■ Problem description ■
Tally the lines that contain the string "value" and state that total without comment.

■ Data listing ■
----

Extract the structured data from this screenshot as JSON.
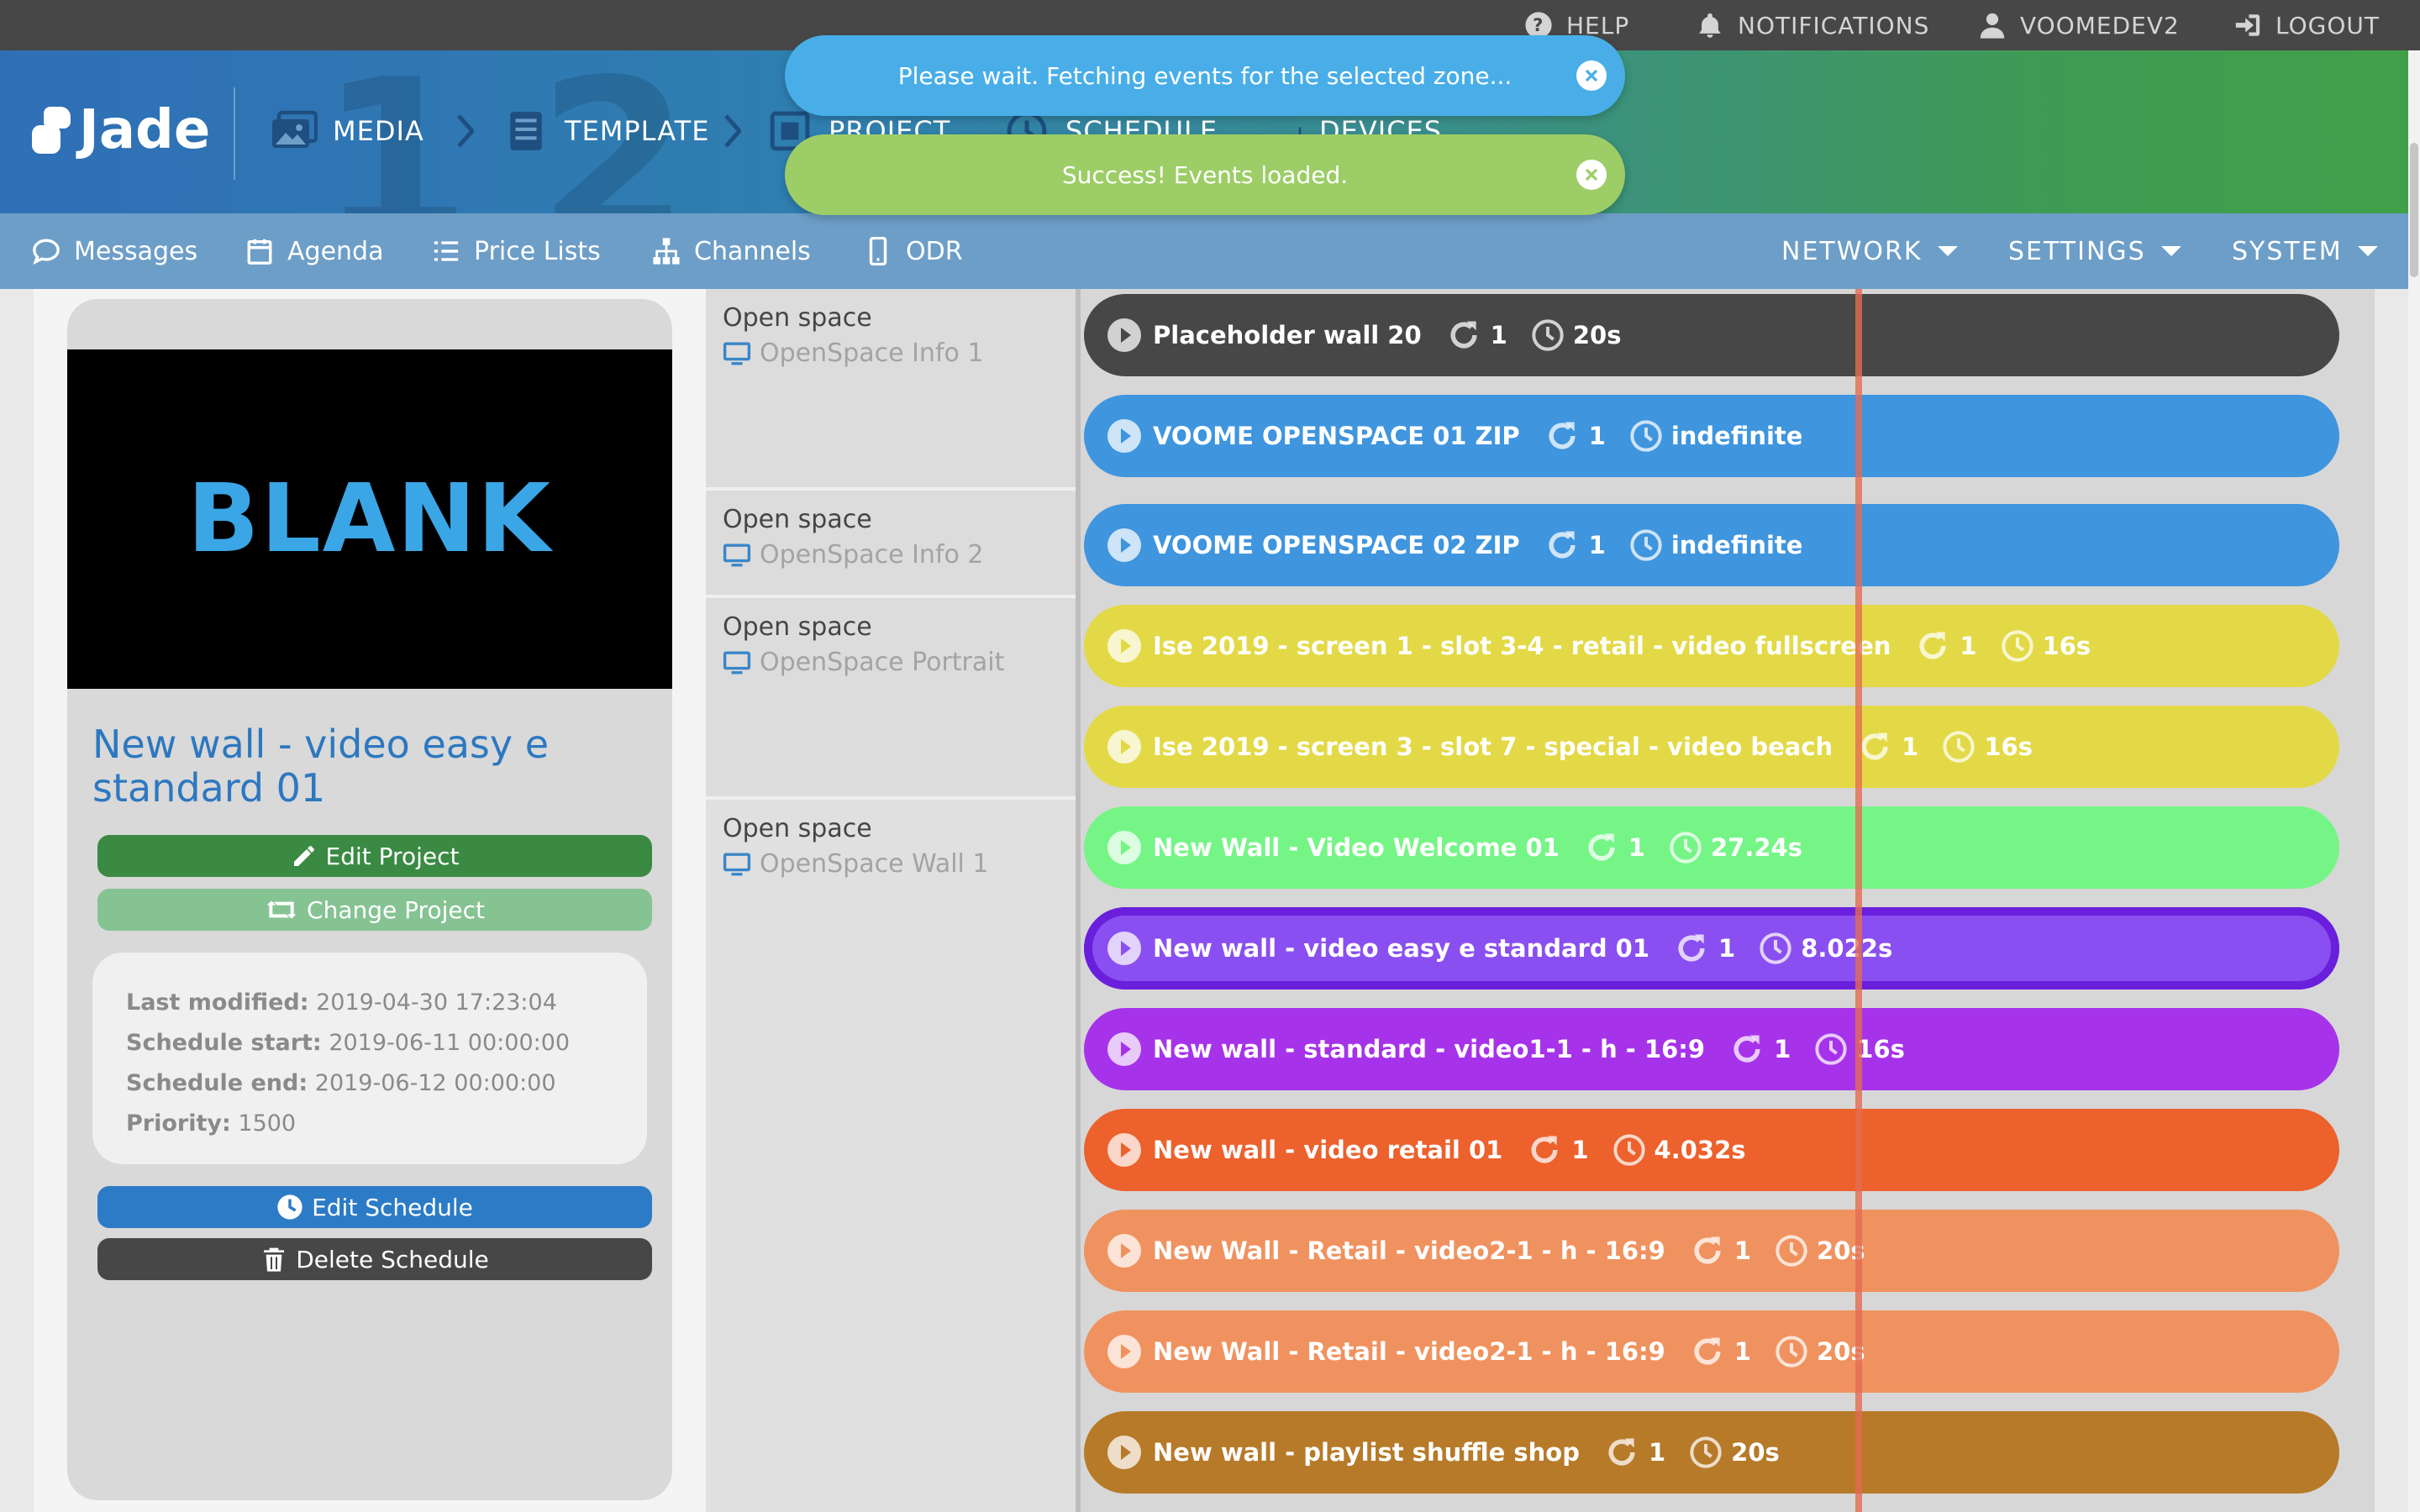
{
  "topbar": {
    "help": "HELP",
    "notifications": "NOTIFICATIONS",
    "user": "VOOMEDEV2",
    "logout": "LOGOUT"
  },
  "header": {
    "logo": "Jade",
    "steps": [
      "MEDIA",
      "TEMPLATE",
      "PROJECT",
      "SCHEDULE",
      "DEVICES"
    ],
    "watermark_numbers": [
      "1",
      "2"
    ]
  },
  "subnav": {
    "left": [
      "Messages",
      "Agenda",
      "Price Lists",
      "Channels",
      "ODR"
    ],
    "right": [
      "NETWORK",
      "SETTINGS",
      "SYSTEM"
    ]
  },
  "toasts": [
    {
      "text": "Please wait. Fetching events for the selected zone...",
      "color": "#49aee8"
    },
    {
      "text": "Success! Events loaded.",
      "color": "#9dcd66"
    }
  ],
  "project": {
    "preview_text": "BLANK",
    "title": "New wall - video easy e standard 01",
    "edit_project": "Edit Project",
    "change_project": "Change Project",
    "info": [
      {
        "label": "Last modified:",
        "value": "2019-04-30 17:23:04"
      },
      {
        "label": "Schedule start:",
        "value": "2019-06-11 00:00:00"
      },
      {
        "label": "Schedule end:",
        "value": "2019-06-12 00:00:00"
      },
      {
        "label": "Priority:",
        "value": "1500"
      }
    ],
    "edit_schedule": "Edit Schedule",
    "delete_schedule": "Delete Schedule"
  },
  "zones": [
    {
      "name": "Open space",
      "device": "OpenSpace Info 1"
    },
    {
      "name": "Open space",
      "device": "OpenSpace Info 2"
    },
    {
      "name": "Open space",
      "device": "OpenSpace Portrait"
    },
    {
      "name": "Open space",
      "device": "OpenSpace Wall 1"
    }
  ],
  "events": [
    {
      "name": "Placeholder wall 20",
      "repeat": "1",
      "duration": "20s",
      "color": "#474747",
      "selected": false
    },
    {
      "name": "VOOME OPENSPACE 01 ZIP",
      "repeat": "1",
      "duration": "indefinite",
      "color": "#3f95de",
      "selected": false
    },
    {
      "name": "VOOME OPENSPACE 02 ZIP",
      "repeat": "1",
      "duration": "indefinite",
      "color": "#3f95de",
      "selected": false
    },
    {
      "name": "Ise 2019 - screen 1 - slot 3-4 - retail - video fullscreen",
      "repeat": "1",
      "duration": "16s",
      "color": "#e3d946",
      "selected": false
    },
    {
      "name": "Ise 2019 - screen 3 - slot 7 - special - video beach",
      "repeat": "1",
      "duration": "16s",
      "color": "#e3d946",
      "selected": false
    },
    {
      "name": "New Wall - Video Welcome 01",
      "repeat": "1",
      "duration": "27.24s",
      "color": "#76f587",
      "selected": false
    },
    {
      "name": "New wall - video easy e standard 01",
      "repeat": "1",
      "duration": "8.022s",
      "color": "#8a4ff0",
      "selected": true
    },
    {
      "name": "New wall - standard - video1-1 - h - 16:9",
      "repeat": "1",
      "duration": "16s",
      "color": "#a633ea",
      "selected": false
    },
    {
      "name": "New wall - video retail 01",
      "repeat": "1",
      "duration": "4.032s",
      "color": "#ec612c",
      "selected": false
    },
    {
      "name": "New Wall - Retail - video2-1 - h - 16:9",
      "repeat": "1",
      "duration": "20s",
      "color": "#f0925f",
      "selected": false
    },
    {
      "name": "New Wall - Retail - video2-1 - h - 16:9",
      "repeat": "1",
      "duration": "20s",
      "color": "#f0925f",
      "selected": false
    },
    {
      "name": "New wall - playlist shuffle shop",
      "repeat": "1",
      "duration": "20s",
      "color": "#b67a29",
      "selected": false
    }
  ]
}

----

■ Answer ■
4